▸ **Exercise**
Reproduce the entries in full, with no changes.

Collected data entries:
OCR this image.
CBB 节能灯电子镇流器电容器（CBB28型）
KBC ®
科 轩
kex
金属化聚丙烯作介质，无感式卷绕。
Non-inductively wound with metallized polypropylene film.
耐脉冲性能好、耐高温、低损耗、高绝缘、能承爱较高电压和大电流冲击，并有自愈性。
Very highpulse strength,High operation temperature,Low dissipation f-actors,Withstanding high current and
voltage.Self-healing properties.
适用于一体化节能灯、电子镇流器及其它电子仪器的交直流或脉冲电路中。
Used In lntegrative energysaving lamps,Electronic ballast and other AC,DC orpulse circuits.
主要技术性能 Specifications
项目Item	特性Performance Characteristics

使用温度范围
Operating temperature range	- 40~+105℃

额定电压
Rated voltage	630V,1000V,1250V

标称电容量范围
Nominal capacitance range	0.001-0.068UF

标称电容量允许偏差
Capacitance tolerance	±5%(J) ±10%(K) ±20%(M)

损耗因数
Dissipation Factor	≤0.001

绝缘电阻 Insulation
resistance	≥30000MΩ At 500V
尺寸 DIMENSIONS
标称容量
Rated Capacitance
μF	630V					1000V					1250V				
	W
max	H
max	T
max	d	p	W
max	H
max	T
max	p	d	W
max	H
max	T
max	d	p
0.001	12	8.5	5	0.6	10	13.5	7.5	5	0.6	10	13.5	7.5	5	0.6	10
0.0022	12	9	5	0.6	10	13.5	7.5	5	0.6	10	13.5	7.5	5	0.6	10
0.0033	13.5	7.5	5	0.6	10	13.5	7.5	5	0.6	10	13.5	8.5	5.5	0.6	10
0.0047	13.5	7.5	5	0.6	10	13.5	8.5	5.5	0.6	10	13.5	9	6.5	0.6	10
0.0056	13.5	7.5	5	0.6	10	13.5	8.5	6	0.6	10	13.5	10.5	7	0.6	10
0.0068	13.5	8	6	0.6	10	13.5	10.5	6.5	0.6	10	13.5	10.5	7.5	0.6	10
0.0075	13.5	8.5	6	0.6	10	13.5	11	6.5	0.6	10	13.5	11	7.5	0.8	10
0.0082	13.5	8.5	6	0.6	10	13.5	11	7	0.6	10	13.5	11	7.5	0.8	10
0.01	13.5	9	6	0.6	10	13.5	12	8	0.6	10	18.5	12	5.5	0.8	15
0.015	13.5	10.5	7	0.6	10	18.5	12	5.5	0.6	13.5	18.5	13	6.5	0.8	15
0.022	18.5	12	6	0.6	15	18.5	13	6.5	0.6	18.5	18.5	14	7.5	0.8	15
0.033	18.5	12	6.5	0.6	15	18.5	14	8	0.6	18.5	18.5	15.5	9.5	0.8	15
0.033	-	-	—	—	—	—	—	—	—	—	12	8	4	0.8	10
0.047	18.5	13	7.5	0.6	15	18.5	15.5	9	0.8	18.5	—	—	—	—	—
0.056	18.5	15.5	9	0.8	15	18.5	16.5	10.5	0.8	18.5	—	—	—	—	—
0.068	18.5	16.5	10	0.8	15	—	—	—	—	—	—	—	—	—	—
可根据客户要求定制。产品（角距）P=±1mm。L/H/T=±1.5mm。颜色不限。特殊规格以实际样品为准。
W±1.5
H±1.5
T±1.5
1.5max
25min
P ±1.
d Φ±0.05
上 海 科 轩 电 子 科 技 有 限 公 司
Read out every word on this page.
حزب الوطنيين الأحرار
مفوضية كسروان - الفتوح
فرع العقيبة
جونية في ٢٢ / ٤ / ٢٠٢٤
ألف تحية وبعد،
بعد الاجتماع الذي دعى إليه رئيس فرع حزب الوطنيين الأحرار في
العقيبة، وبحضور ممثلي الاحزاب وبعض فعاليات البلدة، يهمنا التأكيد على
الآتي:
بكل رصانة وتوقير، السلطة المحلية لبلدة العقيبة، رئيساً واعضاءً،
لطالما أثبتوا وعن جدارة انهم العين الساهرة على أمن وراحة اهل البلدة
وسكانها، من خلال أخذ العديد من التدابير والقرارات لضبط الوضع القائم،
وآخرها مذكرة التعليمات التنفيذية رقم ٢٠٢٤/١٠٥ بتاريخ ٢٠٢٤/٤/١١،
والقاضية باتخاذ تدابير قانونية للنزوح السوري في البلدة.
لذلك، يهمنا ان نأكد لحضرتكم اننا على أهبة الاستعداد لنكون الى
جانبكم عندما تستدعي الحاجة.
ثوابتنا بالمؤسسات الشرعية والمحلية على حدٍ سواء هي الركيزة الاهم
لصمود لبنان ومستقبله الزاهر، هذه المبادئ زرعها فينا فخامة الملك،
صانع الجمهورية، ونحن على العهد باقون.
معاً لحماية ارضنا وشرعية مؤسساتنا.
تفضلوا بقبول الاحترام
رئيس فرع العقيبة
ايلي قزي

▸ **Written answer**
OCR this image.
CBB 节能灯电子镇流器电容器（CBB28型）
KBC ®
科 轩
kex
金属化聚丙烯作介质，无感式卷绕。
Non-inductively wound with metallized polypropylene film.
耐脉冲性能好、耐高温、低损耗、高绝缘、能承爱较高电压和大电流冲击，并有自愈性。
Very highpulse strength,High operation temperature,Low dissipation f-actors,Withstanding high current and
voltage.Self-healing properties.
适用于一体化节能灯、电子镇流器及其它电子仪器的交直流或脉冲电路中。
Used In lntegrative energysaving lamps,Electronic ballast and other AC,DC orpulse circuits.
主要技术性能 Specifications
项目Item	特性Performance Characteristics

使用温度范围
Operating temperature range	- 40~+105℃

额定电压
Rated voltage	630V,1000V,1250V

标称电容量范围
Nominal capacitance range	0.001-0.068UF

标称电容量允许偏差
Capacitance tolerance	±5%(J) ±10%(K) ±20%(M)

损耗因数
Dissipation Factor	≤0.001

绝缘电阻 Insulation
resistance	≥30000MΩ At 500V
尺寸 DIMENSIONS
标称容量
Rated Capacitance
μF	630V					1000V					1250V				
	W
max	H
max	T
max	d	p	W
max	H
max	T
max	p	d	W
max	H
max	T
max	d	p
0.001	12	8.5	5	0.6	10	13.5	7.5	5	0.6	10	13.5	7.5	5	0.6	10
0.0022	12	9	5	0.6	10	13.5	7.5	5	0.6	10	13.5	7.5	5	0.6	10
0.0033	13.5	7.5	5	0.6	10	13.5	7.5	5	0.6	10	13.5	8.5	5.5	0.6	10
0.0047	13.5	7.5	5	0.6	10	13.5	8.5	5.5	0.6	10	13.5	9	6.5	0.6	10
0.0056	13.5	7.5	5	0.6	10	13.5	8.5	6	0.6	10	13.5	10.5	7	0.6	10
0.0068	13.5	8	6	0.6	10	13.5	10.5	6.5	0.6	10	13.5	10.5	7.5	0.6	10
0.0075	13.5	8.5	6	0.6	10	13.5	11	6.5	0.6	10	13.5	11	7.5	0.8	10
0.0082	13.5	8.5	6	0.6	10	13.5	11	7	0.6	10	13.5	11	7.5	0.8	10
0.01	13.5	9	6	0.6	10	13.5	12	8	0.6	10	18.5	12	5.5	0.8	15
0.015	13.5	10.5	7	0.6	10	18.5	12	5.5	0.6	13.5	18.5	13	6.5	0.8	15
0.022	18.5	12	6	0.6	15	18.5	13	6.5	0.6	18.5	18.5	14	7.5	0.8	15
0.033	18.5	12	6.5	0.6	15	18.5	14	8	0.6	18.5	18.5	15.5	9.5	0.8	15
0.033	-	-	—	—	—	—	—	—	—	—	12	8	4	0.8	10
0.047	18.5	13	7.5	0.6	15	18.5	15.5	9	0.8	18.5	—	—	—	—	—
0.056	18.5	15.5	9	0.8	15	18.5	16.5	10.5	0.8	18.5	—	—	—	—	—
0.068	18.5	16.5	10	0.8	15	—	—	—	—	—	—	—	—	—	—
可根据客户要求定制。产品（角距）P=±1mm。L/H/T=±1.5mm。颜色不限。特殊规格以实际样品为准。
W±1.5
H±1.5
T±1.5
1.5max
25min
P ±1.
d Φ±0.05
上 海 科 轩 电 子 科 技 有 限 公 司
Read out every word on this page.
حزب الوطنيين الأحرار
مفوضية كسروان - الفتوح
فرع العقيبة
جونية في ٢٢ / ٤ / ٢٠٢٤
ألف تحية وبعد،
بعد الاجتماع الذي دعى إليه رئيس فرع حزب الوطنيين الأحرار في
العقيبة، وبحضور ممثلي الاحزاب وبعض فعاليات البلدة، يهمنا التأكيد على
الآتي:
بكل رصانة وتوقير، السلطة المحلية لبلدة العقيبة، رئيساً واعضاءً،
لطالما أثبتوا وعن جدارة انهم العين الساهرة على أمن وراحة اهل البلدة
وسكانها، من خلال أخذ العديد من التدابير والقرارات لضبط الوضع القائم،
وآخرها مذكرة التعليمات التنفيذية رقم ٢٠٢٤/١٠٥ بتاريخ ٢٠٢٤/٤/١١،
والقاضية باتخاذ تدابير قانونية للنزوح السوري في البلدة.
لذلك، يهمنا ان نأكد لحضرتكم اننا على أهبة الاستعداد لنكون الى
جانبكم عندما تستدعي الحاجة.
ثوابتنا بالمؤسسات الشرعية والمحلية على حدٍ سواء هي الركيزة الاهم
لصمود لبنان ومستقبله الزاهر، هذه المبادئ زرعها فينا فخامة الملك،
صانع الجمهورية، ونحن على العهد باقون.
معاً لحماية ارضنا وشرعية مؤسساتنا.
تفضلوا بقبول الاحترام
رئيس فرع العقيبة
ايلي قزي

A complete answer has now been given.